═══ The data
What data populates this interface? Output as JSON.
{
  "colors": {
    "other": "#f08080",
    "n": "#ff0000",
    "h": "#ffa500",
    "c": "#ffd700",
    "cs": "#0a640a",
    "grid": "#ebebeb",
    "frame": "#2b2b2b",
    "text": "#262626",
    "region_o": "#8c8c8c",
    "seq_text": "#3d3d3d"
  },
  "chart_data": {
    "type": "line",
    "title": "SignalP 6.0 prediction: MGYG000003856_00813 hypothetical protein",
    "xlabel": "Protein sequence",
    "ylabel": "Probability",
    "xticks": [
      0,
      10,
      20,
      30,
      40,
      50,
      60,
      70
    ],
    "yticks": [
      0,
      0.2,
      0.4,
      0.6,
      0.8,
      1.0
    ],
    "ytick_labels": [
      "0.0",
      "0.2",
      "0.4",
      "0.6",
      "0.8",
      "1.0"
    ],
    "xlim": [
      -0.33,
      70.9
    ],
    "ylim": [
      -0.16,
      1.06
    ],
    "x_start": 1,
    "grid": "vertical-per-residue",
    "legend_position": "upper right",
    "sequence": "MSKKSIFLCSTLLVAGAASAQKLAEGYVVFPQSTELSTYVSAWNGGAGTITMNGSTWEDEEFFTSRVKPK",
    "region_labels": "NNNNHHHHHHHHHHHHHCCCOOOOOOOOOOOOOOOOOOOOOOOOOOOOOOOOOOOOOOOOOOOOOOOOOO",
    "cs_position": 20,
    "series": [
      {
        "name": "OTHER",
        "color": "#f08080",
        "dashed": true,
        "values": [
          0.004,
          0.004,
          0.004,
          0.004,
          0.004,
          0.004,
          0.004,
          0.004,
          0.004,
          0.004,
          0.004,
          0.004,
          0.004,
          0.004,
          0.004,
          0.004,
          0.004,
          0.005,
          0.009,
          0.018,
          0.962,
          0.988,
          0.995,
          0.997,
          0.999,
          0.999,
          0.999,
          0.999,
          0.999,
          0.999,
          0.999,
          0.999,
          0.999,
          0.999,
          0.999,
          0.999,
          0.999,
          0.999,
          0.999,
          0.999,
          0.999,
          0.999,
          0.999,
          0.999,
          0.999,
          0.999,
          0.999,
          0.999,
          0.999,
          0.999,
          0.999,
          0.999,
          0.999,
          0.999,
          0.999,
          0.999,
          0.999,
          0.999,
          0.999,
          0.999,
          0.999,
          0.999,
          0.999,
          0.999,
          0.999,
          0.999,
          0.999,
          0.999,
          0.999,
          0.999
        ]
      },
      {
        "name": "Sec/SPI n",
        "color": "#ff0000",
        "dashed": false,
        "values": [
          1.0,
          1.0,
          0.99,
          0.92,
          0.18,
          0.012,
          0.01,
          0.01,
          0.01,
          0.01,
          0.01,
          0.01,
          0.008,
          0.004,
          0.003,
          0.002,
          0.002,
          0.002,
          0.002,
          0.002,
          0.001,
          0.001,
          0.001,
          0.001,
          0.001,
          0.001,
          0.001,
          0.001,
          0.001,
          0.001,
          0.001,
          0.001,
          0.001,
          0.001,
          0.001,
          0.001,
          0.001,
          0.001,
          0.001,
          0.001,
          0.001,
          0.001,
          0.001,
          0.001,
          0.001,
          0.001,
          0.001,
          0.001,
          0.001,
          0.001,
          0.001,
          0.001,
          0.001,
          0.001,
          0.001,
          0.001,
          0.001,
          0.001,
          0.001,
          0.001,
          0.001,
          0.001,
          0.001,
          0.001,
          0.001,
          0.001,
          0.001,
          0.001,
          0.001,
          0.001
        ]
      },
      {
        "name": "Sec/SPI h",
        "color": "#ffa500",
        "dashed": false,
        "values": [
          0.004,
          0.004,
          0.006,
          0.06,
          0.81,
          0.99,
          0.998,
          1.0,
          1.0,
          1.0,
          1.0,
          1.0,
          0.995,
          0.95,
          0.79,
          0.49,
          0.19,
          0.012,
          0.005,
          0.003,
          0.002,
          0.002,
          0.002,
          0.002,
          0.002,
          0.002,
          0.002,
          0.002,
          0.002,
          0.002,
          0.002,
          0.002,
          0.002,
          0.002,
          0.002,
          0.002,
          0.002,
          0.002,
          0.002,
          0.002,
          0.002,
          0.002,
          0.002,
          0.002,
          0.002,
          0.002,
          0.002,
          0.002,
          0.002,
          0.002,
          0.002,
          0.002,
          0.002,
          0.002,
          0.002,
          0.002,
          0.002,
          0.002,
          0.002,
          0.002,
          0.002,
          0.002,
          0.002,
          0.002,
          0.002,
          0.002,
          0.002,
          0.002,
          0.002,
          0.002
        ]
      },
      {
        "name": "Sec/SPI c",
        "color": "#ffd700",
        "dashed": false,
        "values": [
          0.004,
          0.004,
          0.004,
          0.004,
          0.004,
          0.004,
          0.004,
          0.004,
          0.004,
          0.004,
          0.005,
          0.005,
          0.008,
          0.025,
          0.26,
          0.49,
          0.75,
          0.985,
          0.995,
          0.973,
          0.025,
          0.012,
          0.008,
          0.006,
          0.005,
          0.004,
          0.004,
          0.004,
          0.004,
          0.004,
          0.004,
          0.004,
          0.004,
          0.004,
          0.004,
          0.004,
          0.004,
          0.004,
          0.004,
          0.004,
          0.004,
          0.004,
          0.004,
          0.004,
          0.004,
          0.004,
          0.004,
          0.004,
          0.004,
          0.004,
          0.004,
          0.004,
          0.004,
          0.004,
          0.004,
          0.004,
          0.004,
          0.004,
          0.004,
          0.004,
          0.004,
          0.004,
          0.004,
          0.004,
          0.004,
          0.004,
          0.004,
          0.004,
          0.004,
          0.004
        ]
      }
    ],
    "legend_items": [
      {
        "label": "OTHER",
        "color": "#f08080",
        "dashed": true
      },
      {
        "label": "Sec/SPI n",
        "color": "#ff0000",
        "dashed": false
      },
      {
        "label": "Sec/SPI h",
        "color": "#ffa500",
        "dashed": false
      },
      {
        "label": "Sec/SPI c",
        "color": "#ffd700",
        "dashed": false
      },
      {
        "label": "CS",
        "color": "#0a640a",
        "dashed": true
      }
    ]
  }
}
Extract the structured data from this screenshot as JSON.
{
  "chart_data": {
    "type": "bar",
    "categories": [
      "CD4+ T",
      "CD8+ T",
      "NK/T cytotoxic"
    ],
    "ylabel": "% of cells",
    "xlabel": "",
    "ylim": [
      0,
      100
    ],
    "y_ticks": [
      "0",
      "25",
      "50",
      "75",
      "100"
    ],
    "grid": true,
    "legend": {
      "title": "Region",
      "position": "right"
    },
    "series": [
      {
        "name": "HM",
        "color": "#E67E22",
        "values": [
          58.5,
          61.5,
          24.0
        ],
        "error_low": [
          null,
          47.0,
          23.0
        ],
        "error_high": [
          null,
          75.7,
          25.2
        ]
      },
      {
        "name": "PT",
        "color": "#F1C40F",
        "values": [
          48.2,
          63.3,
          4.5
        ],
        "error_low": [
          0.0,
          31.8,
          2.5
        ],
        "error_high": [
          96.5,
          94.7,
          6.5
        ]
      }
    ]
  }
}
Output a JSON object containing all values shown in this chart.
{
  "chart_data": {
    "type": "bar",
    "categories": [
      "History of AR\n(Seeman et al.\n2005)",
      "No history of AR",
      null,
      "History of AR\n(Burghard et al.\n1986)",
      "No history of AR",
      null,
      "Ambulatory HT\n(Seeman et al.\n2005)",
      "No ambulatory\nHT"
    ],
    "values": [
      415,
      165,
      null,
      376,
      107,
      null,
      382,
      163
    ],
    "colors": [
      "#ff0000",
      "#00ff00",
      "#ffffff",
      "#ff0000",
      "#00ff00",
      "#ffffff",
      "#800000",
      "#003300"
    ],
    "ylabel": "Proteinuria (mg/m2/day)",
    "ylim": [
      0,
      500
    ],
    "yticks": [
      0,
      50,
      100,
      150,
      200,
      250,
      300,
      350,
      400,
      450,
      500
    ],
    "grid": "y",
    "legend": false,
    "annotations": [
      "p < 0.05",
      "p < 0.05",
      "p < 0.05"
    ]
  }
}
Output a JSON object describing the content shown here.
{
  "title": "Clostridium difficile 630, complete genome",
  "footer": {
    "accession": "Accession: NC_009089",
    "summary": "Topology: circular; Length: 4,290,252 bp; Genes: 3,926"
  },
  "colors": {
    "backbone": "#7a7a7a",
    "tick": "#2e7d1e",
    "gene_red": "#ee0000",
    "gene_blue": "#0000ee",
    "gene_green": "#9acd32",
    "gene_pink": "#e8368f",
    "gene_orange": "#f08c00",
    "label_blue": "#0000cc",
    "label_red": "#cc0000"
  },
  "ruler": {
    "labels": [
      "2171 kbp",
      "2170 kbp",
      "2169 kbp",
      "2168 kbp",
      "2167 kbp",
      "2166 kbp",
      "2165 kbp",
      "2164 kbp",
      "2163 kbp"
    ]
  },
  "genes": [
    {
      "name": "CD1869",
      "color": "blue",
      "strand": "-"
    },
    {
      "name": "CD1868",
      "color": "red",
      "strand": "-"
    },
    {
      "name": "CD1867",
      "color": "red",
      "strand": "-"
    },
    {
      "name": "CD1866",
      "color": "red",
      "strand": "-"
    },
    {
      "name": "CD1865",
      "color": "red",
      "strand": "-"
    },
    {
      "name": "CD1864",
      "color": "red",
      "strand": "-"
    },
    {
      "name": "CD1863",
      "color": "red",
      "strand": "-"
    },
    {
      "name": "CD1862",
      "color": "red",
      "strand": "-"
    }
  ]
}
══════
- **Task to complete**: The expected response consists solely of the lines from the one with "Output a JSON object describing" through the end of the records, repeated exactly.

- **Exercise solution**:
Output a JSON object describing the content shown here.
{
  "title": "Clostridium difficile 630, complete genome",
  "footer": {
    "accession": "Accession: NC_009089",
    "summary": "Topology: circular; Length: 4,290,252 bp; Genes: 3,926"
  },
  "colors": {
    "backbone": "#7a7a7a",
    "tick": "#2e7d1e",
    "gene_red": "#ee0000",
    "gene_blue": "#0000ee",
    "gene_green": "#9acd32",
    "gene_pink": "#e8368f",
    "gene_orange": "#f08c00",
    "label_blue": "#0000cc",
    "label_red": "#cc0000"
  },
  "ruler": {
    "labels": [
      "2171 kbp",
      "2170 kbp",
      "2169 kbp",
      "2168 kbp",
      "2167 kbp",
      "2166 kbp",
      "2165 kbp",
      "2164 kbp",
      "2163 kbp"
    ]
  },
  "genes": [
    {
      "name": "CD1869",
      "color": "blue",
      "strand": "-"
    },
    {
      "name": "CD1868",
      "color": "red",
      "strand": "-"
    },
    {
      "name": "CD1867",
      "color": "red",
      "strand": "-"
    },
    {
      "name": "CD1866",
      "color": "red",
      "strand": "-"
    },
    {
      "name": "CD1865",
      "color": "red",
      "strand": "-"
    },
    {
      "name": "CD1864",
      "color": "red",
      "strand": "-"
    },
    {
      "name": "CD1863",
      "color": "red",
      "strand": "-"
    },
    {
      "name": "CD1862",
      "color": "red",
      "strand": "-"
    }
  ]
}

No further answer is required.